Each line of the material must be returned exactly.

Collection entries
******
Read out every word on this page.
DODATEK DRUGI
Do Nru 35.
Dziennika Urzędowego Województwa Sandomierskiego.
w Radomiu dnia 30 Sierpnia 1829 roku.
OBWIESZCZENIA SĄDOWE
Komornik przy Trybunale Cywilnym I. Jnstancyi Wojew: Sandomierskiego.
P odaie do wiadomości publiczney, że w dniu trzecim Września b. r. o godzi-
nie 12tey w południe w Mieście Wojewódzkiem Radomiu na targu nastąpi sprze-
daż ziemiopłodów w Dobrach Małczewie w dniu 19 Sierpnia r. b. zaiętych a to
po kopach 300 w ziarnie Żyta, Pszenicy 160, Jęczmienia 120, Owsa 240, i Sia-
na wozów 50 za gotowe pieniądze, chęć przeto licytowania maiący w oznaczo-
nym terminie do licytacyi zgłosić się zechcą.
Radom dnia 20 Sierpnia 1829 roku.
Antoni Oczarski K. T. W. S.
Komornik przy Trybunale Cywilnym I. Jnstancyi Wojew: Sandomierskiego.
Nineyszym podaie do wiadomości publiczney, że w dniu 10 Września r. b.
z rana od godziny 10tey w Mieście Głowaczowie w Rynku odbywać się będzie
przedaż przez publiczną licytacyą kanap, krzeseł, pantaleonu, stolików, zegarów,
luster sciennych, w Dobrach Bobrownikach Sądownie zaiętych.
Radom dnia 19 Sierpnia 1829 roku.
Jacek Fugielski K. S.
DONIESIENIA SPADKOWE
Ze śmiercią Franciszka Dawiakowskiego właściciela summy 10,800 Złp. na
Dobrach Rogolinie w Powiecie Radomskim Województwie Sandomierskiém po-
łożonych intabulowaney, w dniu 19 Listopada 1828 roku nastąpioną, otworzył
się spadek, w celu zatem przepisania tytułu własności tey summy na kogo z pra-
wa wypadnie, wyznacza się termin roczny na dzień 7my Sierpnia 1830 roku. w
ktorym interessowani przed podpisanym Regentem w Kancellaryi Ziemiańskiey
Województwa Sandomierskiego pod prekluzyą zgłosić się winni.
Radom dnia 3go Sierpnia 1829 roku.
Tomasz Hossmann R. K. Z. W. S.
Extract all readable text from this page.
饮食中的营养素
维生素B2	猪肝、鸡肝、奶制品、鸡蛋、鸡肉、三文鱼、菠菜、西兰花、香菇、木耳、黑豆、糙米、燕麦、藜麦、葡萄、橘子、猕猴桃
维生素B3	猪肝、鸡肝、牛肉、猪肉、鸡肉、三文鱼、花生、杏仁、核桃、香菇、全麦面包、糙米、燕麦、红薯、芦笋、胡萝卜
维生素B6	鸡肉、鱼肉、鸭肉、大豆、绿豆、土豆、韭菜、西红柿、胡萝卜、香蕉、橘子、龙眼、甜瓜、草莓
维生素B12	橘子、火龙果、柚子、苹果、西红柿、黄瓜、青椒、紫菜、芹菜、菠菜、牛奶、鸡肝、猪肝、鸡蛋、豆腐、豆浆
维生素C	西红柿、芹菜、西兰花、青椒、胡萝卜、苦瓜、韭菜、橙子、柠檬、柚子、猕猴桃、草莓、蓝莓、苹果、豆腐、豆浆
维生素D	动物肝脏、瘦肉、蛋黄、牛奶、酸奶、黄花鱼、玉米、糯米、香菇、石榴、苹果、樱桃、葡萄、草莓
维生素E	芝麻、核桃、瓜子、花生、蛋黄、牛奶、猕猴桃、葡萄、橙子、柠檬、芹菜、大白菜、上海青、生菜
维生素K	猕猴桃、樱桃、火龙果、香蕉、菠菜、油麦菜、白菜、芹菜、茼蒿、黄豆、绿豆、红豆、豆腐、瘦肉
******
▶ THE OUTPUT:
Read out every word on this page.
DODATEK DRUGI
Do Nru 35.
Dziennika Urzędowego Województwa Sandomierskiego.
w Radomiu dnia 30 Sierpnia 1829 roku.
OBWIESZCZENIA SĄDOWE
Komornik przy Trybunale Cywilnym I. Jnstancyi Wojew: Sandomierskiego.
P odaie do wiadomości publiczney, że w dniu trzecim Września b. r. o godzi-
nie 12tey w południe w Mieście Wojewódzkiem Radomiu na targu nastąpi sprze-
daż ziemiopłodów w Dobrach Małczewie w dniu 19 Sierpnia r. b. zaiętych a to
po kopach 300 w ziarnie Żyta, Pszenicy 160, Jęczmienia 120, Owsa 240, i Sia-
na wozów 50 za gotowe pieniądze, chęć przeto licytowania maiący w oznaczo-
nym terminie do licytacyi zgłosić się zechcą.
Radom dnia 20 Sierpnia 1829 roku.
Antoni Oczarski K. T. W. S.
Komornik przy Trybunale Cywilnym I. Jnstancyi Wojew: Sandomierskiego.
Nineyszym podaie do wiadomości publiczney, że w dniu 10 Września r. b.
z rana od godziny 10tey w Mieście Głowaczowie w Rynku odbywać się będzie
przedaż przez publiczną licytacyą kanap, krzeseł, pantaleonu, stolików, zegarów,
luster sciennych, w Dobrach Bobrownikach Sądownie zaiętych.
Radom dnia 19 Sierpnia 1829 roku.
Jacek Fugielski K. S.
DONIESIENIA SPADKOWE
Ze śmiercią Franciszka Dawiakowskiego właściciela summy 10,800 Złp. na
Dobrach Rogolinie w Powiecie Radomskim Województwie Sandomierskiém po-
łożonych intabulowaney, w dniu 19 Listopada 1828 roku nastąpioną, otworzył
się spadek, w celu zatem przepisania tytułu własności tey summy na kogo z pra-
wa wypadnie, wyznacza się termin roczny na dzień 7my Sierpnia 1830 roku. w
ktorym interessowani przed podpisanym Regentem w Kancellaryi Ziemiańskiey
Województwa Sandomierskiego pod prekluzyą zgłosić się winni.
Radom dnia 3go Sierpnia 1829 roku.
Tomasz Hossmann R. K. Z. W. S.
Extract all readable text from this page.
饮食中的营养素
维生素B2	猪肝、鸡肝、奶制品、鸡蛋、鸡肉、三文鱼、菠菜、西兰花、香菇、木耳、黑豆、糙米、燕麦、藜麦、葡萄、橘子、猕猴桃
维生素B3	猪肝、鸡肝、牛肉、猪肉、鸡肉、三文鱼、花生、杏仁、核桃、香菇、全麦面包、糙米、燕麦、红薯、芦笋、胡萝卜
维生素B6	鸡肉、鱼肉、鸭肉、大豆、绿豆、土豆、韭菜、西红柿、胡萝卜、香蕉、橘子、龙眼、甜瓜、草莓
维生素B12	橘子、火龙果、柚子、苹果、西红柿、黄瓜、青椒、紫菜、芹菜、菠菜、牛奶、鸡肝、猪肝、鸡蛋、豆腐、豆浆
维生素C	西红柿、芹菜、西兰花、青椒、胡萝卜、苦瓜、韭菜、橙子、柠檬、柚子、猕猴桃、草莓、蓝莓、苹果、豆腐、豆浆
维生素D	动物肝脏、瘦肉、蛋黄、牛奶、酸奶、黄花鱼、玉米、糯米、香菇、石榴、苹果、樱桃、葡萄、草莓
维生素E	芝麻、核桃、瓜子、花生、蛋黄、牛奶、猕猴桃、葡萄、橙子、柠檬、芹菜、大白菜、上海青、生菜
维生素K	猕猴桃、樱桃、火龙果、香蕉、菠菜、油麦菜、白菜、芹菜、茼蒿、黄豆、绿豆、红豆、豆腐、瘦肉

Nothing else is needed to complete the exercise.